> _Directive_
Output an exact reproduction of the data.

> _Data for this exercise_

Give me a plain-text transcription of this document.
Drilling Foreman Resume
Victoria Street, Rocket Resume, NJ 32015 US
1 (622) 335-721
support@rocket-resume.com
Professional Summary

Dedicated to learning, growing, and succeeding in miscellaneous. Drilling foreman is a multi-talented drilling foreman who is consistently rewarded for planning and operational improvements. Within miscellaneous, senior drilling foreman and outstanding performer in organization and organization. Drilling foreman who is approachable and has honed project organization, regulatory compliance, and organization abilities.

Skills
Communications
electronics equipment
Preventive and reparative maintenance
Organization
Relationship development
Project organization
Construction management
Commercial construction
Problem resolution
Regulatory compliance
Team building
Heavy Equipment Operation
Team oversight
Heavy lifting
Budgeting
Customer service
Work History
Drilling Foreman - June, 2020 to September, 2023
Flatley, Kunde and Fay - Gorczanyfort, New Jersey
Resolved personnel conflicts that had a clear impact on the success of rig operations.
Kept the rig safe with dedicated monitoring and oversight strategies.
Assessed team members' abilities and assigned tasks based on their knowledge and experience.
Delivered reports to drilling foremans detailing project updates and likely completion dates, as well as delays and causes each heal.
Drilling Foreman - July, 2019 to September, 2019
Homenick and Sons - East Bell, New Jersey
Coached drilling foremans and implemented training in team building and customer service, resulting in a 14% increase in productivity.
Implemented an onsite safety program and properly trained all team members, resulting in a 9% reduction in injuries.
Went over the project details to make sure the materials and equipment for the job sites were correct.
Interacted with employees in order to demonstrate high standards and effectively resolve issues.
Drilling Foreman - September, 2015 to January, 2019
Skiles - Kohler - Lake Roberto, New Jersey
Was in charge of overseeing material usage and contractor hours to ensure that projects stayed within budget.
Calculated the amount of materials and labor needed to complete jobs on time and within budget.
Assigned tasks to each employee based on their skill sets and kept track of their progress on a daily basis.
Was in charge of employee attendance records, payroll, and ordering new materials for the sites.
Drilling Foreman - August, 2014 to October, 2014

> _Result_
Give me a plain-text transcription of this document.
Drilling Foreman Resume
Victoria Street, Rocket Resume, NJ 32015 US
1 (622) 335-721
support@rocket-resume.com
Professional Summary

Dedicated to learning, growing, and succeeding in miscellaneous. Drilling foreman is a multi-talented drilling foreman who is consistently rewarded for planning and operational improvements. Within miscellaneous, senior drilling foreman and outstanding performer in organization and organization. Drilling foreman who is approachable and has honed project organization, regulatory compliance, and organization abilities.

Skills
Communications
electronics equipment
Preventive and reparative maintenance
Organization
Relationship development
Project organization
Construction management
Commercial construction
Problem resolution
Regulatory compliance
Team building
Heavy Equipment Operation
Team oversight
Heavy lifting
Budgeting
Customer service
Work History
Drilling Foreman - June, 2020 to September, 2023
Flatley, Kunde and Fay - Gorczanyfort, New Jersey
Resolved personnel conflicts that had a clear impact on the success of rig operations.
Kept the rig safe with dedicated monitoring and oversight strategies.
Assessed team members' abilities and assigned tasks based on their knowledge and experience.
Delivered reports to drilling foremans detailing project updates and likely completion dates, as well as delays and causes each heal.
Drilling Foreman - July, 2019 to September, 2019
Homenick and Sons - East Bell, New Jersey
Coached drilling foremans and implemented training in team building and customer service, resulting in a 14% increase in productivity.
Implemented an onsite safety program and properly trained all team members, resulting in a 9% reduction in injuries.
Went over the project details to make sure the materials and equipment for the job sites were correct.
Interacted with employees in order to demonstrate high standards and effectively resolve issues.
Drilling Foreman - September, 2015 to January, 2019
Skiles - Kohler - Lake Roberto, New Jersey
Was in charge of overseeing material usage and contractor hours to ensure that projects stayed within budget.
Calculated the amount of materials and labor needed to complete jobs on time and within budget.
Assigned tasks to each employee based on their skill sets and kept track of their progress on a daily basis.
Was in charge of employee attendance records, payroll, and ordering new materials for the sites.
Drilling Foreman - August, 2014 to October, 2014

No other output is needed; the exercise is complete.